++++ Provided material

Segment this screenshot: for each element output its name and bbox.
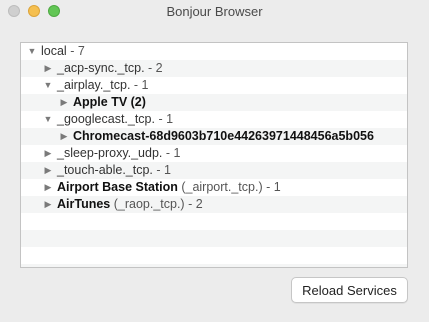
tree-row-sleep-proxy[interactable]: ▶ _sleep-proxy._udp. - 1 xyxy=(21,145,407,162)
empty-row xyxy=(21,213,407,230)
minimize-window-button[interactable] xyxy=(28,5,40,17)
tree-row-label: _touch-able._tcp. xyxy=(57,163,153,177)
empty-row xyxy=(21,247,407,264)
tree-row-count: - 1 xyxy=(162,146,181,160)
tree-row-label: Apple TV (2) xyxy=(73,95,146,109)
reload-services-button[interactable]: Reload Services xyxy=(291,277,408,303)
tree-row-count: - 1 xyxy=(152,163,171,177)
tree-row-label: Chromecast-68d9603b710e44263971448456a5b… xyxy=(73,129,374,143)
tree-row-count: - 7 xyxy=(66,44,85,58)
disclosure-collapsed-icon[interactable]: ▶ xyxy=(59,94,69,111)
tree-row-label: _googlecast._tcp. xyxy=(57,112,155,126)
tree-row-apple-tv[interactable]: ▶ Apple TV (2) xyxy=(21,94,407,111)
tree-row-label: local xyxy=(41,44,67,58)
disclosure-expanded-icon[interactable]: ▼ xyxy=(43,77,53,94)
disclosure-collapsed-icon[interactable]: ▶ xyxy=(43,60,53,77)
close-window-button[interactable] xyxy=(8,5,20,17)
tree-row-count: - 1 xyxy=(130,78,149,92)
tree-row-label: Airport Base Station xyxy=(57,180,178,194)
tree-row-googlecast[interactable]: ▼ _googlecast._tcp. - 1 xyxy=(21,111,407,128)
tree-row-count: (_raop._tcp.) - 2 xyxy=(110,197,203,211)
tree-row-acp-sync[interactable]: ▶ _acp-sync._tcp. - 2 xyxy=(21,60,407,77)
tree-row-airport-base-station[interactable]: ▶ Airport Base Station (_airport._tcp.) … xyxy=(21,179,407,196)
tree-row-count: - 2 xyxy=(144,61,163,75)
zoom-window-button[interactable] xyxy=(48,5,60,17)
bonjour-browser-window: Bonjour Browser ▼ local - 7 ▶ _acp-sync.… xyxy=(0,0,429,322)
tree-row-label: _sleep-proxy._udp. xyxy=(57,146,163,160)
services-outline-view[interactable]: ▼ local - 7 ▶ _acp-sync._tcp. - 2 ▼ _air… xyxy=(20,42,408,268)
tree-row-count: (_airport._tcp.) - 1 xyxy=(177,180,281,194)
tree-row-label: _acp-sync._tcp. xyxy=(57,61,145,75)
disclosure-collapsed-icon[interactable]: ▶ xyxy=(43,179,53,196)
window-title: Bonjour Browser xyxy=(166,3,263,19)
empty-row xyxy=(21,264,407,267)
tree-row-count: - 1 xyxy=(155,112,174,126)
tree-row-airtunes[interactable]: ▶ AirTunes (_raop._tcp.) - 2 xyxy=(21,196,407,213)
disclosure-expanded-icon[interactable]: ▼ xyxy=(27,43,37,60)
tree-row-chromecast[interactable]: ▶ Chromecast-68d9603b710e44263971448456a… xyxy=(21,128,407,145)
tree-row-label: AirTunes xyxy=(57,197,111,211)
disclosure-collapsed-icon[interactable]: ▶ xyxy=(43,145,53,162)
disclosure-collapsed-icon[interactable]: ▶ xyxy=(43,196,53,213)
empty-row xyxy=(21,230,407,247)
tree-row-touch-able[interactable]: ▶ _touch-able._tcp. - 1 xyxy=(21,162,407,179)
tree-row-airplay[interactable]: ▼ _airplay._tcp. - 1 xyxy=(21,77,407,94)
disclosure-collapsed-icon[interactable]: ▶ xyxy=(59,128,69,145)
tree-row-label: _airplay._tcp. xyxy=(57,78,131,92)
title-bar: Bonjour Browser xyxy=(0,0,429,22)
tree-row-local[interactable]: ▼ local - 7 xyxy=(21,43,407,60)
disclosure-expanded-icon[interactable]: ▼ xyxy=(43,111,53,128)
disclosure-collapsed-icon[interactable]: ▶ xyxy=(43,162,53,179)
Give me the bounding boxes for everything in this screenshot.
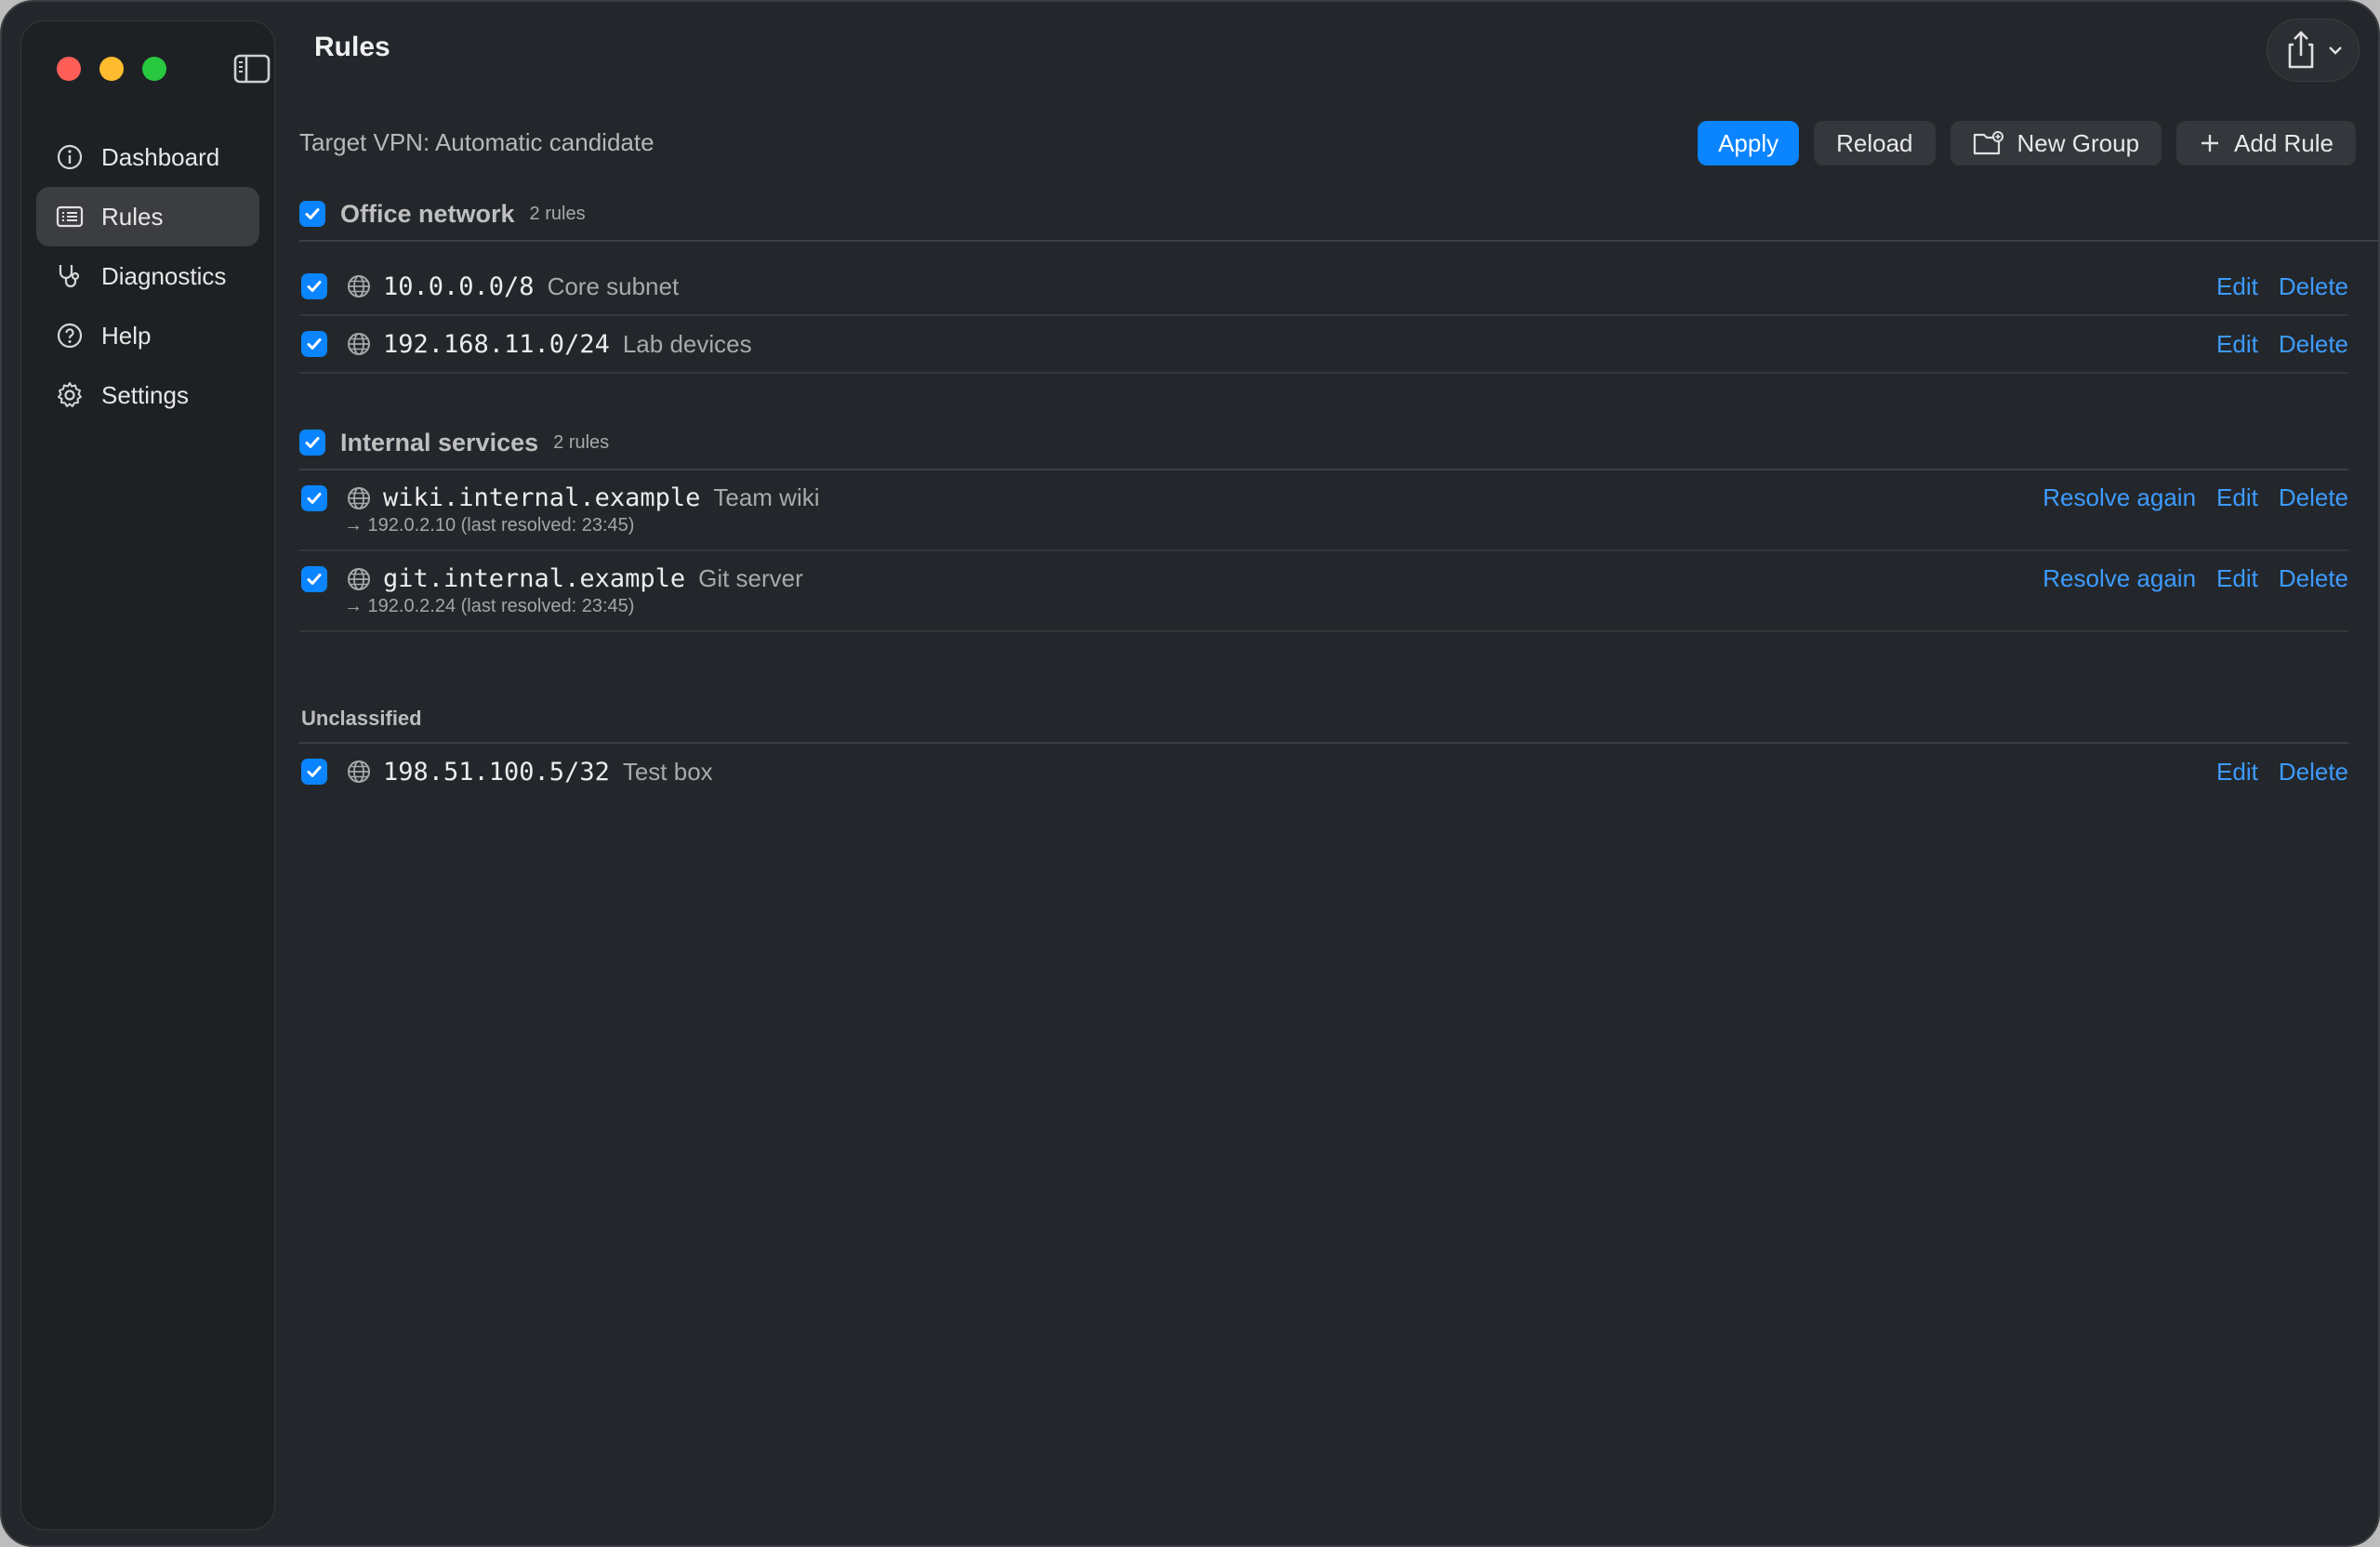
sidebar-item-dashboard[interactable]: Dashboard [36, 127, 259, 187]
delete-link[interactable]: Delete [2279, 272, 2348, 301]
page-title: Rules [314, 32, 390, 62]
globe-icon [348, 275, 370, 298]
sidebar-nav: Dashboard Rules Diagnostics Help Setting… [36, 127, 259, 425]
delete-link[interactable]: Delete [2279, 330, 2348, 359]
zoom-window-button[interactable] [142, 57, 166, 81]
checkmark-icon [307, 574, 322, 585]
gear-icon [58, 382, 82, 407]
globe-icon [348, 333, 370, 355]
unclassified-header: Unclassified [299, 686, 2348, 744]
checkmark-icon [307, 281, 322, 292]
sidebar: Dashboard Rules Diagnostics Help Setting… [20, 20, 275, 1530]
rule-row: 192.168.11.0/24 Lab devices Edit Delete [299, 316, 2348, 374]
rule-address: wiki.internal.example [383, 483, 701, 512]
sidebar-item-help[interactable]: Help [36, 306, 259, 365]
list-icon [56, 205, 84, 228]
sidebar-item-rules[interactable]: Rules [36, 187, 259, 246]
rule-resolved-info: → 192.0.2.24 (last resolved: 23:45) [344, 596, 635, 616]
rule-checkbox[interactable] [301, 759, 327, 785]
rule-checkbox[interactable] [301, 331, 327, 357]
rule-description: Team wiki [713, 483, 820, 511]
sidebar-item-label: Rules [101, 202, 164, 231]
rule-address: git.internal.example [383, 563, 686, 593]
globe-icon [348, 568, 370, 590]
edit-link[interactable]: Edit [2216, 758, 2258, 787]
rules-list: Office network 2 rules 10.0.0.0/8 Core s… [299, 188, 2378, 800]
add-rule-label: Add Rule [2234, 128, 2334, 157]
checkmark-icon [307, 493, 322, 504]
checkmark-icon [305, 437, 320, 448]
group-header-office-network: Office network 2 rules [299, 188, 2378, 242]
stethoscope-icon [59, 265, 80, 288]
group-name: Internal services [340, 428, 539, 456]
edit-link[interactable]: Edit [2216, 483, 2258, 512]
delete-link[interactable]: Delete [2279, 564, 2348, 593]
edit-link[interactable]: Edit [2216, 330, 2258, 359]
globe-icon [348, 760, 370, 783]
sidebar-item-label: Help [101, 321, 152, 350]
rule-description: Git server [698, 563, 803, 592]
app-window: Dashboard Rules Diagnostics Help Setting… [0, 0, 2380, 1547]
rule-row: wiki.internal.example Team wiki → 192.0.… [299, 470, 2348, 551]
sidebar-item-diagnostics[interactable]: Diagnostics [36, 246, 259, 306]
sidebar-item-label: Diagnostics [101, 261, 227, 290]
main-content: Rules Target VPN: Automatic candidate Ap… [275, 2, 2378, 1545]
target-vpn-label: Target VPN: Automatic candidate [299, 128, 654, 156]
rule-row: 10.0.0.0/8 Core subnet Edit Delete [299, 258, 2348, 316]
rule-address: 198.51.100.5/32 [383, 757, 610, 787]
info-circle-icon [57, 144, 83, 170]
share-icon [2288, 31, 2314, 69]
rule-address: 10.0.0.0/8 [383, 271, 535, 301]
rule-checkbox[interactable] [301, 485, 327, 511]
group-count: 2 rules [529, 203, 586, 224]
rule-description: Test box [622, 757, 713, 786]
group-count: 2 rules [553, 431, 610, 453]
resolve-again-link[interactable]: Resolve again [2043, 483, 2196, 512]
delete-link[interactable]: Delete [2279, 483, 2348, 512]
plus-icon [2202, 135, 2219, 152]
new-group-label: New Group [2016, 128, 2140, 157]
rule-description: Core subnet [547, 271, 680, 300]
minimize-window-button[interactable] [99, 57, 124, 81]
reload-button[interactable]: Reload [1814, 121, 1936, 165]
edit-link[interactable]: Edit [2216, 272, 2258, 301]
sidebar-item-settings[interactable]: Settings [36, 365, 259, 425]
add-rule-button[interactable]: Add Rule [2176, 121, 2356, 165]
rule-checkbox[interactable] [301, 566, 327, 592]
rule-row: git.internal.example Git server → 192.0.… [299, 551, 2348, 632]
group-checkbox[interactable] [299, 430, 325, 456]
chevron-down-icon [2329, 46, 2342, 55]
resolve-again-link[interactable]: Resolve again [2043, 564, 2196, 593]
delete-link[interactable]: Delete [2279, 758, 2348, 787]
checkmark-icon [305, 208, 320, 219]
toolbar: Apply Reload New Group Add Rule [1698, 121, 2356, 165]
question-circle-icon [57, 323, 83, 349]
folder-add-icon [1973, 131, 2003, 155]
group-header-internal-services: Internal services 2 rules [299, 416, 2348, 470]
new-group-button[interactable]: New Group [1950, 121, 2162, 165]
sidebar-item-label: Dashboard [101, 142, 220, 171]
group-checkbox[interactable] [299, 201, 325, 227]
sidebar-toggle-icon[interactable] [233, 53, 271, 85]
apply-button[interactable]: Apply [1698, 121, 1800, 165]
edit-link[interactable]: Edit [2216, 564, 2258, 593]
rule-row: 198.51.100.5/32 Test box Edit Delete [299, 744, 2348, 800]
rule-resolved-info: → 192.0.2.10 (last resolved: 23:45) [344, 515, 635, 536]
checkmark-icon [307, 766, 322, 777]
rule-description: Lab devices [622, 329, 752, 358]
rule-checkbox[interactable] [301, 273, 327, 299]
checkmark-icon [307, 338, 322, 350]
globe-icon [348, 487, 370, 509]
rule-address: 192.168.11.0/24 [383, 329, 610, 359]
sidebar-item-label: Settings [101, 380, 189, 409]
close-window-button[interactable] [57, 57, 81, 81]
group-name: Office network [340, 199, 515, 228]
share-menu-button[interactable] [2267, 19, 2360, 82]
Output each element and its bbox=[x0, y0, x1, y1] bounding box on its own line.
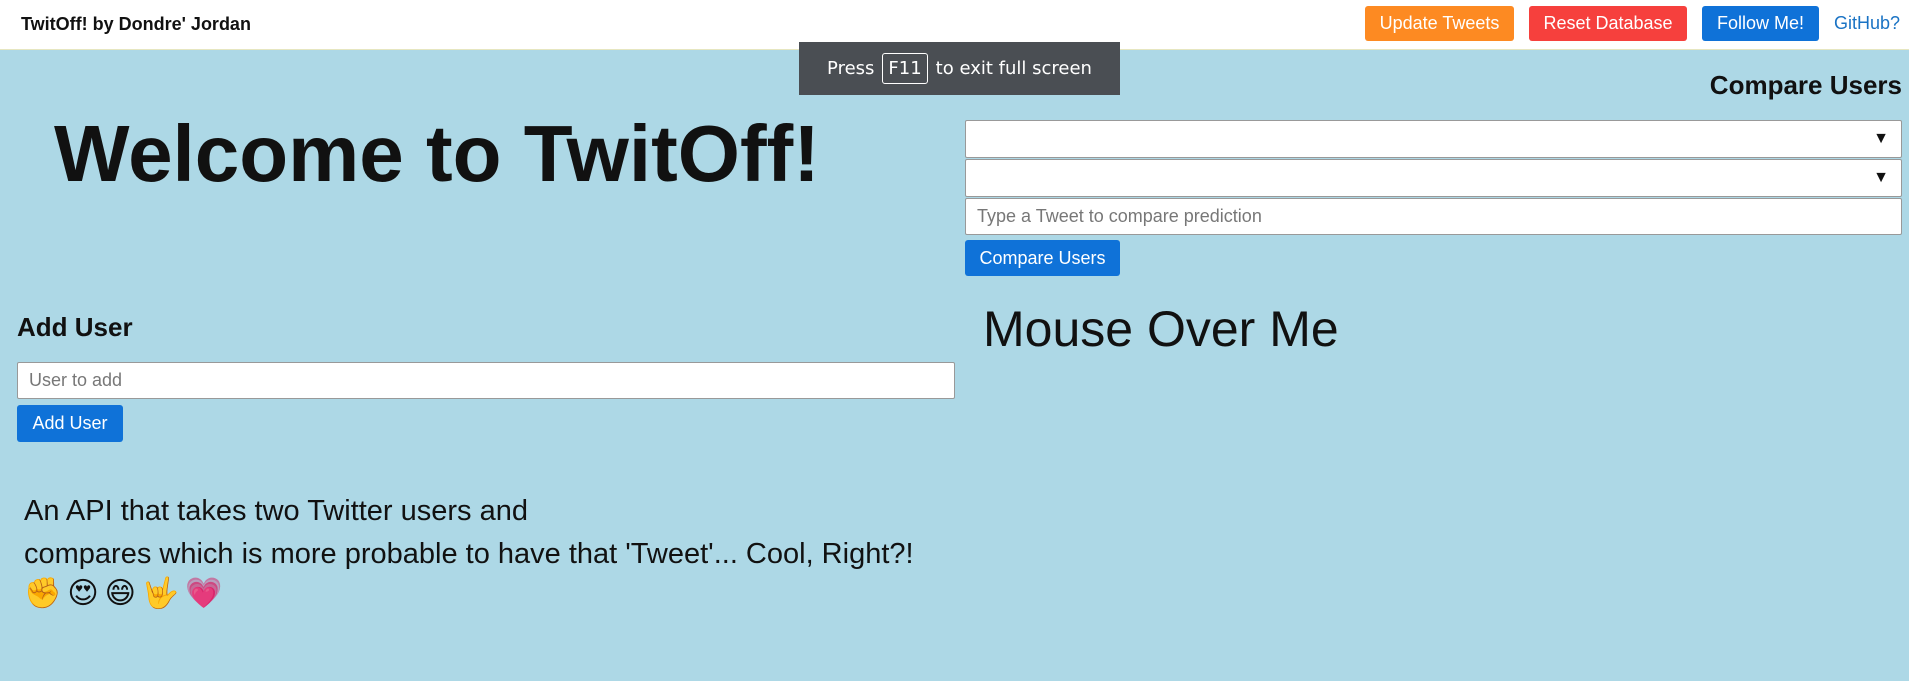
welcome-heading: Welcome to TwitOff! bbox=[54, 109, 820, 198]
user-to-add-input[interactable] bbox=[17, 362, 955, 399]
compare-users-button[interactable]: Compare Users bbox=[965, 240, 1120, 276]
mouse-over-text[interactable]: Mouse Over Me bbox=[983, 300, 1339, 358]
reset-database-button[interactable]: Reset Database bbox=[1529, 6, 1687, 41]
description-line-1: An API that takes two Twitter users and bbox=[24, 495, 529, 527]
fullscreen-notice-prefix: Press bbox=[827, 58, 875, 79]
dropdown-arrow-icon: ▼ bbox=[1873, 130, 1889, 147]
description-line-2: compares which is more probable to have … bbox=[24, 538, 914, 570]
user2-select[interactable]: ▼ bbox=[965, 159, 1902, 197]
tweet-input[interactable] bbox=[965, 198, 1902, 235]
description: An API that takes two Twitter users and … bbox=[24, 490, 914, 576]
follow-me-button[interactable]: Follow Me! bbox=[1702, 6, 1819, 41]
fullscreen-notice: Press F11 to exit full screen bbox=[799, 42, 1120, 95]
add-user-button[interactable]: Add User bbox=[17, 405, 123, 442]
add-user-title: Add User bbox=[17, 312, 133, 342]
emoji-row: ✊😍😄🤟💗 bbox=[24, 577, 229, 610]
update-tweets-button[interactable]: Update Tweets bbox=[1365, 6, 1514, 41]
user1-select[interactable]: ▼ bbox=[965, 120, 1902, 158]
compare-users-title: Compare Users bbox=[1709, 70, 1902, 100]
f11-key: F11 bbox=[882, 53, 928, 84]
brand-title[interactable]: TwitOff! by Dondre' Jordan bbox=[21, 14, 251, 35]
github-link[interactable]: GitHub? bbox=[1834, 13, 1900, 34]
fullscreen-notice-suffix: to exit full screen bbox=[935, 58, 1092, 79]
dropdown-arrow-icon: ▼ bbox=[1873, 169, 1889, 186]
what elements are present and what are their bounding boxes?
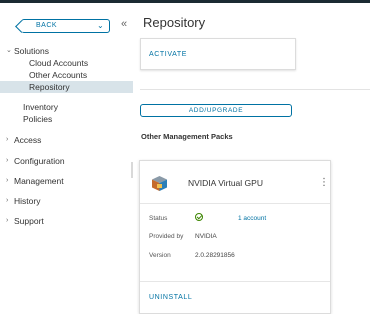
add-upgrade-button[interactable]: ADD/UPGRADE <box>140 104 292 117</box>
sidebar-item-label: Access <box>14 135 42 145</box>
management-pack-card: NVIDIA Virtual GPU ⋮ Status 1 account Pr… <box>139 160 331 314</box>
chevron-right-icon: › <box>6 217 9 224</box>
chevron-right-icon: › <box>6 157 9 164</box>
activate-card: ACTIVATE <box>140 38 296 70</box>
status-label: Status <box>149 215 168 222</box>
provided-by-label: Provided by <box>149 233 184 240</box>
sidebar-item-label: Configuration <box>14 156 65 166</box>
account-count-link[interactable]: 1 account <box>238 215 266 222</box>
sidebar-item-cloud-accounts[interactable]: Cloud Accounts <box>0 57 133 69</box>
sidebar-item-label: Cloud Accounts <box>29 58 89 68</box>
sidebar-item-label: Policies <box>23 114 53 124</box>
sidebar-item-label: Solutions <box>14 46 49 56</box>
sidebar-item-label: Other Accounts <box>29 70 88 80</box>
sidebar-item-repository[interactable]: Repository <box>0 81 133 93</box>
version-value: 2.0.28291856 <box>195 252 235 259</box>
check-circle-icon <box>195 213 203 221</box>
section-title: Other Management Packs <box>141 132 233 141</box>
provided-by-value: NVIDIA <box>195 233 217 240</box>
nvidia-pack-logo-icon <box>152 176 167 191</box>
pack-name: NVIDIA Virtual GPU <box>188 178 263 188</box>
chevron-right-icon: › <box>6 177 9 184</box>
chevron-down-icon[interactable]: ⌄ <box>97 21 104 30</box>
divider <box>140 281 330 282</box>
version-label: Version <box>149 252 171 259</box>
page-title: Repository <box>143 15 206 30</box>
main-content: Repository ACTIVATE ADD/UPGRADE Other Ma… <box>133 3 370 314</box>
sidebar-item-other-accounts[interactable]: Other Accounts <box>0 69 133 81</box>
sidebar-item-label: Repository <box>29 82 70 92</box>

++++++++

Copy the lines of the material above exactly, starting at the line that contains "127, 259, 187]" and ending at the line that contains "unclassified-header: Unclassified [299, 686, 2348, 744]", both included.

Problem solution >>
sidebar-item-dashboard[interactable]: Dashboard [36, 127, 259, 187]
delete-link[interactable]: Delete [2279, 272, 2348, 301]
page-title: Rules [314, 32, 390, 62]
globe-icon [348, 275, 370, 298]
sidebar-nav: Dashboard Rules Diagnostics Help Setting… [36, 127, 259, 425]
delete-link[interactable]: Delete [2279, 330, 2348, 359]
zoom-window-button[interactable] [142, 57, 166, 81]
checkmark-icon [307, 574, 322, 585]
gear-icon [58, 382, 82, 407]
globe-icon [348, 333, 370, 355]
unclassified-header: Unclassified [299, 686, 2348, 744]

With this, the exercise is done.